<<<<
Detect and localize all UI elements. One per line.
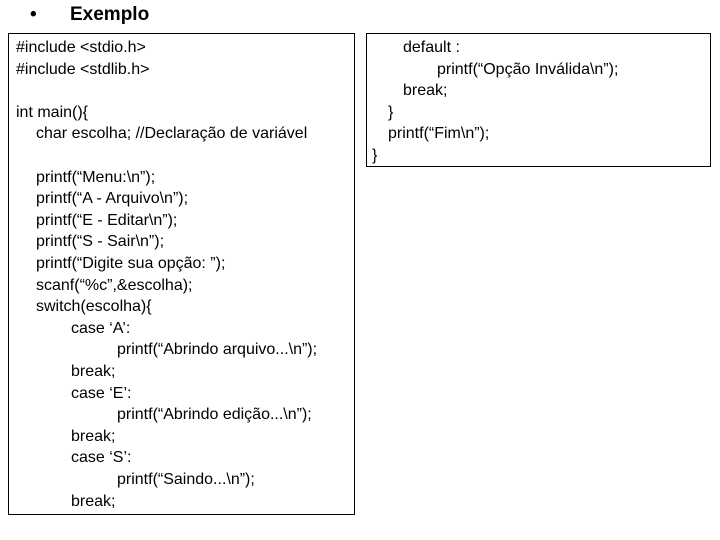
bullet-point: • <box>30 4 37 25</box>
code-line: #include <stdlib.h> <box>16 60 150 78</box>
code-line: } <box>372 147 378 164</box>
code-line: printf(“Fim\n”); <box>388 125 490 143</box>
code-line: break; <box>71 492 116 510</box>
code-line: printf(“Menu:\n”); <box>36 168 156 186</box>
code-line: printf(“E - Editar\n”); <box>36 211 178 229</box>
code-line: printf(“Saindo...\n”); <box>117 471 255 488</box>
slide-title <box>30 4 149 26</box>
code-line: printf(“A - Arquivo\n”); <box>36 190 189 208</box>
code-line: break; <box>71 427 116 445</box>
code-line: case ‘S’: <box>71 449 132 467</box>
code-line: switch(escolha){ <box>36 298 152 316</box>
title-text: Exemplo <box>70 4 150 25</box>
code-line: int main(){ <box>16 103 89 121</box>
code-line: printf(“Digite sua opção: ”); <box>36 255 226 272</box>
code-line: printf(“Opção Inválida\n”); <box>437 60 619 78</box>
code-line: default : <box>403 39 460 56</box>
code-line: #include <stdio.h> <box>16 39 146 56</box>
code-line: printf(“Abrindo edição...\n”); <box>117 406 312 424</box>
code-line: printf(“Abrindo arquivo...\n”); <box>117 341 318 359</box>
code-line: char escolha; //Declaração de variável <box>36 125 308 143</box>
code-line: } <box>388 103 394 121</box>
code-line: break; <box>403 82 448 100</box>
code-line: break; <box>71 363 116 380</box>
code-line: case ‘E’: <box>71 384 132 402</box>
code-line: case ‘A’: <box>71 319 131 337</box>
code-line: printf(“S - Sair\n”); <box>36 233 165 251</box>
code-line: scanf(“%c”,&escolha); <box>36 276 193 294</box>
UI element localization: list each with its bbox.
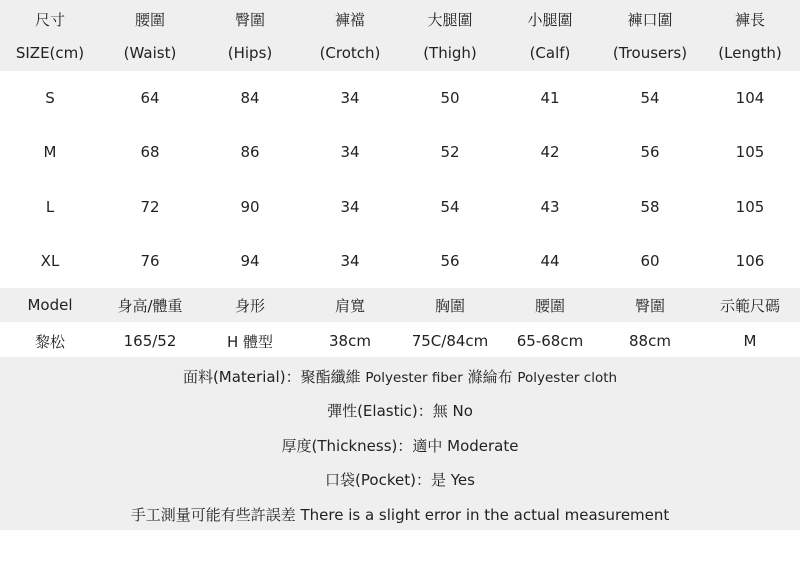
header-en-trousers: (Trousers) <box>612 44 688 62</box>
header-cn-size: 尺寸 <box>34 10 65 29</box>
thigh-cell: 54 <box>440 198 460 216</box>
length-cell: 106 <box>735 252 765 270</box>
model-header-body-shape: 身形 <box>234 296 265 315</box>
size-header-en-row <box>0 40 800 66</box>
header-cn-thigh: 大腿圍 <box>427 10 473 29</box>
model-height-weight: 165/52 <box>123 332 177 350</box>
disclaimer-note: 手工測量可能有些許誤差 There is a slight error in the actual measurement <box>130 506 670 524</box>
header-cn-trousers: 褲口圍 <box>627 10 673 29</box>
header-en-thigh: (Thigh) <box>423 44 477 62</box>
material-label: 面料(Material)：聚酯纖維 <box>182 368 361 386</box>
model-waist: 65-68cm <box>516 332 584 350</box>
material-note <box>0 366 800 387</box>
model-size: M <box>743 332 757 350</box>
size-cell: XL <box>40 252 60 270</box>
trousers-cell: 54 <box>640 89 660 107</box>
crotch-cell: 34 <box>340 89 360 107</box>
size-cell: M <box>43 143 57 161</box>
header-cn-crotch: 褲襠 <box>334 10 365 29</box>
material-en2: Polyester cloth <box>517 370 618 386</box>
header-en-hips: (Hips) <box>227 44 273 62</box>
header-en-length: (Length) <box>718 44 782 62</box>
model-hips: 88cm <box>629 332 671 350</box>
model-header-height-weight: 身高/體重 <box>117 296 183 315</box>
thickness-note: 厚度(Thickness)：適中 Moderate <box>281 437 519 455</box>
model-name: 黎松 <box>34 332 65 351</box>
material-en: Polyester fiber <box>365 370 463 386</box>
calf-cell: 42 <box>540 143 560 161</box>
crotch-cell: 34 <box>340 252 360 270</box>
crotch-cell: 34 <box>340 198 360 216</box>
header-cn-length: 褲長 <box>734 10 765 29</box>
model-header-chest: 胸圍 <box>434 296 465 315</box>
thigh-cell: 56 <box>440 252 460 270</box>
calf-cell: 44 <box>540 252 560 270</box>
model-header-shoulder: 肩寬 <box>334 296 365 315</box>
size-cell: S <box>45 89 55 107</box>
header-en-crotch: (Crotch) <box>319 44 381 62</box>
calf-cell: 43 <box>540 198 560 216</box>
model-header-hips: 臀圍 <box>634 296 665 315</box>
header-en-waist: (Waist) <box>123 44 177 62</box>
thigh-cell: 52 <box>440 143 460 161</box>
length-cell: 105 <box>735 143 765 161</box>
model-row <box>0 327 800 355</box>
model-header-waist: 腰圍 <box>534 296 565 315</box>
thigh-cell: 50 <box>440 89 460 107</box>
model-chest: 75C/84cm <box>411 332 489 350</box>
length-cell: 104 <box>735 89 765 107</box>
crotch-cell: 34 <box>340 143 360 161</box>
size-cell: L <box>45 198 55 216</box>
hips-cell: 94 <box>240 252 260 270</box>
product-notes <box>0 357 800 530</box>
calf-cell: 41 <box>540 89 560 107</box>
header-cn-hips: 臀圍 <box>234 10 265 29</box>
waist-cell: 64 <box>140 89 160 107</box>
trousers-cell: 58 <box>640 198 660 216</box>
size-row-xl <box>0 248 800 274</box>
hips-cell: 90 <box>240 198 260 216</box>
material-cn2: 滌綸布 <box>467 368 513 386</box>
header-cn-waist: 腰圍 <box>134 10 165 29</box>
waist-cell: 76 <box>140 252 160 270</box>
length-cell: 105 <box>735 198 765 216</box>
header-en-size: SIZE(cm) <box>15 44 85 62</box>
model-header-size: 示範尺碼 <box>719 296 780 315</box>
hips-cell: 86 <box>240 143 260 161</box>
model-header-model: Model <box>27 296 73 314</box>
size-row-l <box>0 194 800 220</box>
waist-cell: 72 <box>140 198 160 216</box>
model-shoulder: 38cm <box>329 332 371 350</box>
header-cn-calf: 小腿圍 <box>527 10 573 29</box>
size-row-s <box>0 85 800 111</box>
model-header-row <box>0 291 800 319</box>
header-en-calf: (Calf) <box>529 44 571 62</box>
size-header-cn-row <box>0 6 800 32</box>
pocket-note: 口袋(Pocket)：是 Yes <box>325 471 475 489</box>
size-row-m <box>0 139 800 165</box>
waist-cell: 68 <box>140 143 160 161</box>
trousers-cell: 60 <box>640 252 660 270</box>
model-body-shape: H 體型 <box>226 332 274 351</box>
trousers-cell: 56 <box>640 143 660 161</box>
elastic-note: 彈性(Elastic)：無 No <box>327 402 473 420</box>
hips-cell: 84 <box>240 89 260 107</box>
>>>>
Reproduce the lines between the one holding "bullet-point: • <box>30 4 37 25</box>" and the one holding "276 193 294</box>", inclusive.

bullet-point: • <box>30 4 37 25</box>
code-line: #include <stdlib.h> <box>16 60 150 78</box>
code-line: } <box>372 147 378 164</box>
code-line: printf(“Fim\n”); <box>388 125 490 143</box>
code-line: break; <box>71 492 116 510</box>
code-line: printf(“Menu:\n”); <box>36 168 156 186</box>
code-line: printf(“E - Editar\n”); <box>36 211 178 229</box>
code-line: printf(“Saindo...\n”); <box>117 471 255 488</box>
slide-title <box>30 4 149 26</box>
code-line: printf(“A - Arquivo\n”); <box>36 190 189 208</box>
code-line: break; <box>71 427 116 445</box>
code-line: case ‘S’: <box>71 449 132 467</box>
code-line: switch(escolha){ <box>36 298 152 316</box>
title-text: Exemplo <box>70 4 150 25</box>
code-line: int main(){ <box>16 103 89 121</box>
code-line: printf(“Digite sua opção: ”); <box>36 255 226 272</box>
code-line: printf(“Opção Inválida\n”); <box>437 60 619 78</box>
code-line: default : <box>403 39 460 56</box>
code-line: #include <stdio.h> <box>16 39 146 56</box>
code-line: printf(“Abrindo edição...\n”); <box>117 406 312 424</box>
code-line: printf(“Abrindo arquivo...\n”); <box>117 341 318 359</box>
code-line: char escolha; //Declaração de variável <box>36 125 308 143</box>
code-line: } <box>388 103 394 121</box>
code-line: break; <box>403 82 448 100</box>
code-line: break; <box>71 363 116 380</box>
code-line: case ‘E’: <box>71 384 132 402</box>
code-line: case ‘A’: <box>71 319 131 337</box>
code-line: printf(“S - Sair\n”); <box>36 233 165 251</box>
code-line: scanf(“%c”,&escolha); <box>36 276 193 294</box>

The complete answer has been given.